Your goal: Copy every entry precisely.

Material to process:
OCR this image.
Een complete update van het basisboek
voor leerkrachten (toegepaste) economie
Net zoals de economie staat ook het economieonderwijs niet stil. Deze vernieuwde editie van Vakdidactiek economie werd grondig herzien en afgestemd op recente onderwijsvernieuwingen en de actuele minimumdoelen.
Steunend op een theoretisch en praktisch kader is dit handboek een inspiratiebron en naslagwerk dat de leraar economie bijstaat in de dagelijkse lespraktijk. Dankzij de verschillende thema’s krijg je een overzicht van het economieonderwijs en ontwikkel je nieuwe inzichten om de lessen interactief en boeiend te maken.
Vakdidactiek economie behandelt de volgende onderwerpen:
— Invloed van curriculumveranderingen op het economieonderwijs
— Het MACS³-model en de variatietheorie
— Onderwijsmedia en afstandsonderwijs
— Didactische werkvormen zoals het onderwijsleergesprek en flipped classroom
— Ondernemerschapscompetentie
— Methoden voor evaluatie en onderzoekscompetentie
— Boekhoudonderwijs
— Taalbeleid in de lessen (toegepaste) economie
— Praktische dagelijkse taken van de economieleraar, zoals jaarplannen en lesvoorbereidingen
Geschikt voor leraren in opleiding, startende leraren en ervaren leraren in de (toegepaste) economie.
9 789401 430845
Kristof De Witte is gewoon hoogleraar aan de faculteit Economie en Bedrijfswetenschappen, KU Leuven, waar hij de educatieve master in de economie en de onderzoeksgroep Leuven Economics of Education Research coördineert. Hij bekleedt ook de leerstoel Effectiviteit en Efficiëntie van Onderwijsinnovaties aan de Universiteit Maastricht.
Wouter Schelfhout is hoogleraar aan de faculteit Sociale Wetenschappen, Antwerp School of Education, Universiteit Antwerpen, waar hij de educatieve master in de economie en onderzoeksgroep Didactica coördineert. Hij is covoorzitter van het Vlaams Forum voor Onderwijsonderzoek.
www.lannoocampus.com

The reply:
OCR this image.
Een complete update van het basisboek
voor leerkrachten (toegepaste) economie
Net zoals de economie staat ook het economieonderwijs niet stil. Deze vernieuwde editie van Vakdidactiek economie werd grondig herzien en afgestemd op recente onderwijsvernieuwingen en de actuele minimumdoelen.
Steunend op een theoretisch en praktisch kader is dit handboek een inspiratiebron en naslagwerk dat de leraar economie bijstaat in de dagelijkse lespraktijk. Dankzij de verschillende thema’s krijg je een overzicht van het economieonderwijs en ontwikkel je nieuwe inzichten om de lessen interactief en boeiend te maken.
Vakdidactiek economie behandelt de volgende onderwerpen:
— Invloed van curriculumveranderingen op het economieonderwijs
— Het MACS³-model en de variatietheorie
— Onderwijsmedia en afstandsonderwijs
— Didactische werkvormen zoals het onderwijsleergesprek en flipped classroom
— Ondernemerschapscompetentie
— Methoden voor evaluatie en onderzoekscompetentie
— Boekhoudonderwijs
— Taalbeleid in de lessen (toegepaste) economie
— Praktische dagelijkse taken van de economieleraar, zoals jaarplannen en lesvoorbereidingen
Geschikt voor leraren in opleiding, startende leraren en ervaren leraren in de (toegepaste) economie.
9 789401 430845
Kristof De Witte is gewoon hoogleraar aan de faculteit Economie en Bedrijfswetenschappen, KU Leuven, waar hij de educatieve master in de economie en de onderzoeksgroep Leuven Economics of Education Research coördineert. Hij bekleedt ook de leerstoel Effectiviteit en Efficiëntie van Onderwijsinnovaties aan de Universiteit Maastricht.
Wouter Schelfhout is hoogleraar aan de faculteit Sociale Wetenschappen, Antwerp School of Education, Universiteit Antwerpen, waar hij de educatieve master in de economie en onderzoeksgroep Didactica coördineert. Hij is covoorzitter van het Vlaams Forum voor Onderwijsonderzoek.
www.lannoocampus.com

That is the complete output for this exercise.